**WORK TO BE COMPLETED**
Provide the records once more, identical to the original.

**LISTED RECORDS**
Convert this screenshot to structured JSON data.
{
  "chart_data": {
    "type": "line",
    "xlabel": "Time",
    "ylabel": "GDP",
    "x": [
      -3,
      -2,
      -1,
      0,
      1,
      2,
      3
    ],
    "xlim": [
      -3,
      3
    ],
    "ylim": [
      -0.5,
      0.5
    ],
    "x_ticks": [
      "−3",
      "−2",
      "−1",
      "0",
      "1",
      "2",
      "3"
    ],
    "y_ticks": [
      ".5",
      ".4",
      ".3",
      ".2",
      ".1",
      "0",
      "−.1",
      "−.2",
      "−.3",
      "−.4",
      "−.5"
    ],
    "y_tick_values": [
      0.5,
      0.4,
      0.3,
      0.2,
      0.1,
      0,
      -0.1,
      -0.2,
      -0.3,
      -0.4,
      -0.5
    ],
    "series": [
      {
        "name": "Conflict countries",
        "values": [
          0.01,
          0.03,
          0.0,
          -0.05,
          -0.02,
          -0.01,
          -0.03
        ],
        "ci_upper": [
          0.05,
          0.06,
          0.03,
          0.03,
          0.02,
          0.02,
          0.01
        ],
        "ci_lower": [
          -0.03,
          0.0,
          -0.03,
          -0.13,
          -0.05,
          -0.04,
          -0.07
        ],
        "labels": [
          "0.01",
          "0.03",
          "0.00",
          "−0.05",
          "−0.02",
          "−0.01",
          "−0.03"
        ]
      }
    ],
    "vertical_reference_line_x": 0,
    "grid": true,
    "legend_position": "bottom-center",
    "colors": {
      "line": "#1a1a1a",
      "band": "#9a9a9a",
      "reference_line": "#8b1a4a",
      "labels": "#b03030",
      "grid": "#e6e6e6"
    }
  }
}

**SOLVED EXERCISE**
Convert this screenshot to structured JSON data.
{
  "chart_data": {
    "type": "line",
    "xlabel": "Time",
    "ylabel": "GDP",
    "x": [
      -3,
      -2,
      -1,
      0,
      1,
      2,
      3
    ],
    "xlim": [
      -3,
      3
    ],
    "ylim": [
      -0.5,
      0.5
    ],
    "x_ticks": [
      "−3",
      "−2",
      "−1",
      "0",
      "1",
      "2",
      "3"
    ],
    "y_ticks": [
      ".5",
      ".4",
      ".3",
      ".2",
      ".1",
      "0",
      "−.1",
      "−.2",
      "−.3",
      "−.4",
      "−.5"
    ],
    "y_tick_values": [
      0.5,
      0.4,
      0.3,
      0.2,
      0.1,
      0,
      -0.1,
      -0.2,
      -0.3,
      -0.4,
      -0.5
    ],
    "series": [
      {
        "name": "Conflict countries",
        "values": [
          0.01,
          0.03,
          0.0,
          -0.05,
          -0.02,
          -0.01,
          -0.03
        ],
        "ci_upper": [
          0.05,
          0.06,
          0.03,
          0.03,
          0.02,
          0.02,
          0.01
        ],
        "ci_lower": [
          -0.03,
          0.0,
          -0.03,
          -0.13,
          -0.05,
          -0.04,
          -0.07
        ],
        "labels": [
          "0.01",
          "0.03",
          "0.00",
          "−0.05",
          "−0.02",
          "−0.01",
          "−0.03"
        ]
      }
    ],
    "vertical_reference_line_x": 0,
    "grid": true,
    "legend_position": "bottom-center",
    "colors": {
      "line": "#1a1a1a",
      "band": "#9a9a9a",
      "reference_line": "#8b1a4a",
      "labels": "#b03030",
      "grid": "#e6e6e6"
    }
  }
}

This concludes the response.